Task to carry out —
Quote verbatim the lines of the material running from the line containing "section-heading-2: 二、活动基本情况 (176, 353, 371, 381)" through the line containing "261, 828, 351)", with both of those lines included.

Input data —
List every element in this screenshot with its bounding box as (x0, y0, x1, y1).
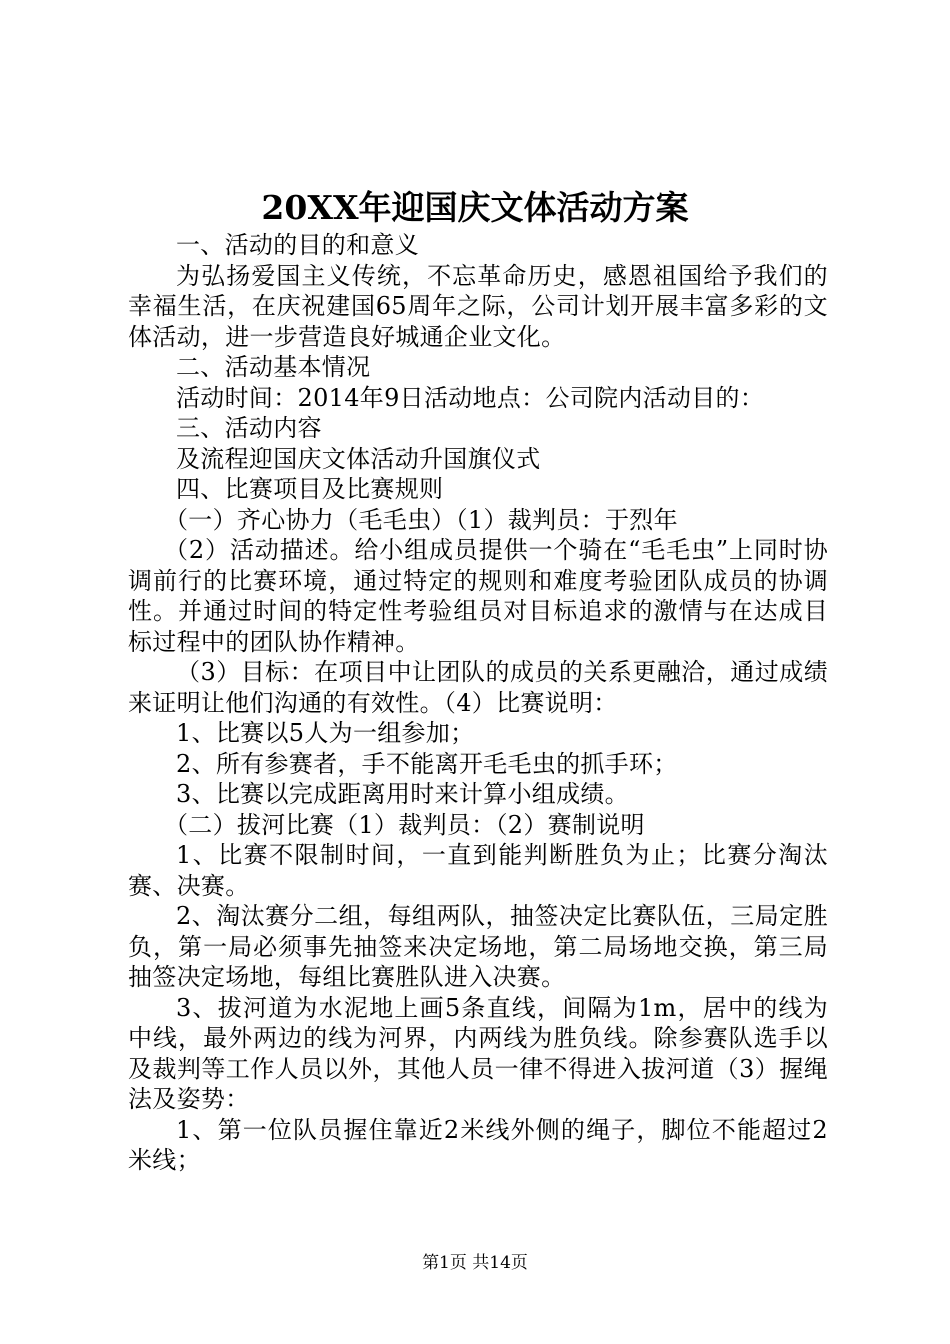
section-heading-2: 二、活动基本情况 (176, 353, 371, 381)
paragraph-tug-rule-1: 1、比赛不限制时间，一直到能判断胜负为止；比赛分淘汰赛、决赛。 (128, 841, 828, 900)
list-item-rule-1: 1、比赛以5人为一组参加； (176, 719, 475, 747)
section-heading-1: 一、活动的目的和意义 (176, 231, 419, 259)
paragraph-activity-time: 活动时间：2014年9日活动地点：公司院内活动目的： (176, 383, 765, 412)
subsection-caterpillar: （一）齐心协力（毛毛虫）（1）裁判员：于烈年 (164, 505, 678, 534)
list-item-rule-2: 2、所有参赛者，手不能离开毛毛虫的抓手环； (176, 749, 678, 778)
list-item-rule-3: 3、比赛以完成距离用时来计算小组成绩。 (176, 780, 629, 808)
paragraph-purpose: 为弘扬爱国主义传统，不忘革命历史，感恩祖国给予我们的幸福生活，在庆祝建国65周年之际，公司计划开展丰富多彩的文体活动，进一步营造良好城通企业文化。 (128, 261, 828, 351)
paragraph-caterpillar-goal: （3）目标：在项目中让团队的成员的关系更融洽，通过成绩来证明让他们沟通的有效性。（4）比赛说明： (128, 658, 828, 717)
document-title: 20XX年迎国庆文体活动方案 (261, 188, 689, 227)
page-number-footer: 第1页 共14页 (422, 1253, 528, 1273)
document-body (128, 230, 828, 1176)
paragraph-grip-rule-1: 1、第一位队员握住靠近2米线外侧的绳子，脚位不能超过2米线； (128, 1115, 828, 1174)
paragraph-tug-rule-2: 2、淘汰赛分二组，每组两队，抽签决定比赛队伍，三局定胜负，第一局必须事先抽签来决定场地，第二局场地交换，第三局抽签决定场地，每组比赛胜队进入决赛。 (128, 902, 828, 991)
subsection-tug-of-war: （二）拔河比赛（1）裁判员：（2）赛制说明 (164, 810, 645, 839)
paragraph-caterpillar-description: （2）活动描述。给小组成员提供一个骑在“毛毛虫”上同时协调前行的比赛环境，通过特定的规则和难度考验团队成员的协调性。并通过时间的特定性考验组员对目标追求的激情与在达成目标过程中的团队协作精神。 (128, 536, 828, 656)
paragraph-tug-rule-3: 3、拔河道为水泥地上画5条直线，间隔为1m，居中的线为中线，最外两边的线为河界，内两线为胜负线。除参赛队选手以及裁判等工作人员以外，其他人员一律不得进入拔河道（3）握绳法及姿势： (128, 993, 828, 1113)
section-heading-4: 四、比赛项目及比赛规则 (176, 475, 444, 503)
paragraph-process: 及流程迎国庆文体活动升国旗仪式 (176, 444, 541, 473)
section-heading-3: 三、活动内容 (176, 414, 322, 442)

Complete response —
section-heading-2: 二、活动基本情况 (176, 353, 371, 381)
paragraph-tug-rule-1: 1、比赛不限制时间，一直到能判断胜负为止；比赛分淘汰赛、决赛。 (128, 841, 828, 900)
list-item-rule-1: 1、比赛以5人为一组参加； (176, 719, 475, 747)
section-heading-1: 一、活动的目的和意义 (176, 231, 419, 259)
paragraph-activity-time: 活动时间：2014年9日活动地点：公司院内活动目的： (176, 383, 765, 412)
subsection-caterpillar: （一）齐心协力（毛毛虫）（1）裁判员：于烈年 (164, 505, 678, 534)
list-item-rule-2: 2、所有参赛者，手不能离开毛毛虫的抓手环； (176, 749, 678, 778)
list-item-rule-3: 3、比赛以完成距离用时来计算小组成绩。 (176, 780, 629, 808)
paragraph-purpose: 为弘扬爱国主义传统，不忘革命历史，感恩祖国给予我们的幸福生活，在庆祝建国65周年之际，公司计划开展丰富多彩的文体活动，进一步营造良好城通企业文化。 (128, 261, 828, 351)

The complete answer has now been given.